_What is being asked_
From the entries below, copy out every line with "Escenario" in it.
[Start of Records shown]
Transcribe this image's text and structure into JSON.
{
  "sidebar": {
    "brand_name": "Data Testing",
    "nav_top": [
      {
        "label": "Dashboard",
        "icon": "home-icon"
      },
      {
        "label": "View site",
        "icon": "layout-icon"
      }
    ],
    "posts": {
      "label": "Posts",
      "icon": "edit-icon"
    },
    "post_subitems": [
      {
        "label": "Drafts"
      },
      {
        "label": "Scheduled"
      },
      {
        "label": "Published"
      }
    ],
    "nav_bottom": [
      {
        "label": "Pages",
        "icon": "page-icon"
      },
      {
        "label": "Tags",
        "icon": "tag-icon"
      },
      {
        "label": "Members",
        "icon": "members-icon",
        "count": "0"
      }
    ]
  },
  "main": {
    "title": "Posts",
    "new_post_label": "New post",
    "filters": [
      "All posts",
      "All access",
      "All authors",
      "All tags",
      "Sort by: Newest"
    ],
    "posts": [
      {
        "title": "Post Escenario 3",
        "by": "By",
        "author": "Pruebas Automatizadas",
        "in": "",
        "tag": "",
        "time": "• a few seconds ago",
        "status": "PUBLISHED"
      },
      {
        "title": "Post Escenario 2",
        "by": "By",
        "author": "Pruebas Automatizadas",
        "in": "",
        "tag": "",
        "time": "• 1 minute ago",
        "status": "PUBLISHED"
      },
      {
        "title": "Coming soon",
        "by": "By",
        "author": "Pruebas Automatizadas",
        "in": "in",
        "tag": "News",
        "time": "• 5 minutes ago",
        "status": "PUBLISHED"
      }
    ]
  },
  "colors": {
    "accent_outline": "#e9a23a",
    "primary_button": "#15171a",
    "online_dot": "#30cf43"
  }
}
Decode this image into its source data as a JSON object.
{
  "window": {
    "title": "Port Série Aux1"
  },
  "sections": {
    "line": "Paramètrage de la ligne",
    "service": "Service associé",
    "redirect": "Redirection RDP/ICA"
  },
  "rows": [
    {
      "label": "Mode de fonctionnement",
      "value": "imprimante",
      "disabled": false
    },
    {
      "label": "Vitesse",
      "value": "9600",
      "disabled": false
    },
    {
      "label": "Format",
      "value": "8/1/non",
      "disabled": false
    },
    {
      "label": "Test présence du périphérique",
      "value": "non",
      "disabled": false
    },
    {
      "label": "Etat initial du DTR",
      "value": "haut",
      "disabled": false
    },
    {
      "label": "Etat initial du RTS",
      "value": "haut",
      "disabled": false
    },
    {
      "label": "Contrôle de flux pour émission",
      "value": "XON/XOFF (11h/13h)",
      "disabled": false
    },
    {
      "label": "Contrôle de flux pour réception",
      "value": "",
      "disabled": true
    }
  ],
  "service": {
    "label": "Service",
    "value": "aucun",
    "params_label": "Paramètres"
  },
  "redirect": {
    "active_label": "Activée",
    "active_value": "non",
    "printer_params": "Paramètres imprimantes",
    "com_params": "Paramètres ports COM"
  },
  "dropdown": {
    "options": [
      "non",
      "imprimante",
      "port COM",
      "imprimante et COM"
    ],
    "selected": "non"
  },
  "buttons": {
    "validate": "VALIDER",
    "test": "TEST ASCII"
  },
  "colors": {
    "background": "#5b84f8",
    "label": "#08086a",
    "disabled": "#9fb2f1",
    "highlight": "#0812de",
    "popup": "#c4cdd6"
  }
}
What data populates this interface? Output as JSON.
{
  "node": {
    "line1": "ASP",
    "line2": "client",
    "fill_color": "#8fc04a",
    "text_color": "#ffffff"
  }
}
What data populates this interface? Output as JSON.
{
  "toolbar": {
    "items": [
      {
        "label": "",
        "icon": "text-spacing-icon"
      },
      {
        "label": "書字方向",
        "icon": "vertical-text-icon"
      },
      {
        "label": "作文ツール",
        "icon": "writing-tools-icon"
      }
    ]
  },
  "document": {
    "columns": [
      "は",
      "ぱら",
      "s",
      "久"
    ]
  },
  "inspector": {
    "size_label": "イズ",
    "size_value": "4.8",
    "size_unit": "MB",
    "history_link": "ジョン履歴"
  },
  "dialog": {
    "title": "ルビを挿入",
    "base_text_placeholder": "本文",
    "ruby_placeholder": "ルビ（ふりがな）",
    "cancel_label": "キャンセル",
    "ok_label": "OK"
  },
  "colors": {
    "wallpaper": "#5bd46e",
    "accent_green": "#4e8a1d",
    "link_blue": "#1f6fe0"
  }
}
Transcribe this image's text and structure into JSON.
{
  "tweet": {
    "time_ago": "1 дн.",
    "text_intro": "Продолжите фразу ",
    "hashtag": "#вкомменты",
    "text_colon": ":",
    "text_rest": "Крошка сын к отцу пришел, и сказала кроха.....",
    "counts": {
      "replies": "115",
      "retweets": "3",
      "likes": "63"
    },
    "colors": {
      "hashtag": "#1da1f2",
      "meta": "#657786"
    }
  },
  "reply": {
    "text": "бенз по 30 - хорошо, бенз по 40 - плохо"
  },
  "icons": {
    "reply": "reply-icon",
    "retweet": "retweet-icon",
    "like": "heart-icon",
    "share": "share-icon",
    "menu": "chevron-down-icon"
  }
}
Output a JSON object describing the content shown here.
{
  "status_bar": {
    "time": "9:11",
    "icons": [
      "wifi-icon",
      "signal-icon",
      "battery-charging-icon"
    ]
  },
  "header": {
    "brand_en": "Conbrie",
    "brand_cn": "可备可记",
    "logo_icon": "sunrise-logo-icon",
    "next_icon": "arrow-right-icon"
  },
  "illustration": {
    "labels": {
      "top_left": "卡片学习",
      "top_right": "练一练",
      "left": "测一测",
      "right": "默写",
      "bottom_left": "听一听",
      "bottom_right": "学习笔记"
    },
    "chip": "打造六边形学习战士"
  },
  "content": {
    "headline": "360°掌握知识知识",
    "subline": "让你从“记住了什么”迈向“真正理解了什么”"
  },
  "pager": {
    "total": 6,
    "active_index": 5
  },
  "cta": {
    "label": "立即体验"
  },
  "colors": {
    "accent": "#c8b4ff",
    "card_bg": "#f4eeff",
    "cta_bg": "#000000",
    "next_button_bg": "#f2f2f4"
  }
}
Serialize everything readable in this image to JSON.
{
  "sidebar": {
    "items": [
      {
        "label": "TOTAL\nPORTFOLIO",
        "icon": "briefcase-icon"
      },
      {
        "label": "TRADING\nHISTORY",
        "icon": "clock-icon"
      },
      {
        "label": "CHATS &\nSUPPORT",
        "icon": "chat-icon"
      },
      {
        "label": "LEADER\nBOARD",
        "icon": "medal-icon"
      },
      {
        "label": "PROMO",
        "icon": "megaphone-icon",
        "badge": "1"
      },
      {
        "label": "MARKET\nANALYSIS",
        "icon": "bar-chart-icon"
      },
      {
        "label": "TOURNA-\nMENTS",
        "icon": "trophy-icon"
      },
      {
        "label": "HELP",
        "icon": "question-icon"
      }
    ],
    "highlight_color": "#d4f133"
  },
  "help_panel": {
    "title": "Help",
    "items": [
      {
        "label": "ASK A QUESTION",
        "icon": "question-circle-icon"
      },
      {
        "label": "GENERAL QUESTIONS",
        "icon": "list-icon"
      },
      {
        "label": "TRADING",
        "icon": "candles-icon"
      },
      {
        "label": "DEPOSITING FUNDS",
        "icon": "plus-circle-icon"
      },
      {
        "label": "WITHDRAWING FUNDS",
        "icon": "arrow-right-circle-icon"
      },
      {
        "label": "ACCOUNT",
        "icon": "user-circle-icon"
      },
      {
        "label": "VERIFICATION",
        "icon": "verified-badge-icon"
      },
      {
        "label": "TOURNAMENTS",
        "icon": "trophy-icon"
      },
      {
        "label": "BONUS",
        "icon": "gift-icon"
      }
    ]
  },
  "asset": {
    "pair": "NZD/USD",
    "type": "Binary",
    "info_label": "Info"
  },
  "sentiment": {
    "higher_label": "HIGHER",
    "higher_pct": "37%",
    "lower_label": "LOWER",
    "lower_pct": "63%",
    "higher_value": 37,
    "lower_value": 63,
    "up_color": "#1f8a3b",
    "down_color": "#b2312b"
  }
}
[End of Records shown]
_Result for this exercise_
        "title": "Post Escenario 3",
        "title": "Post Escenario 2",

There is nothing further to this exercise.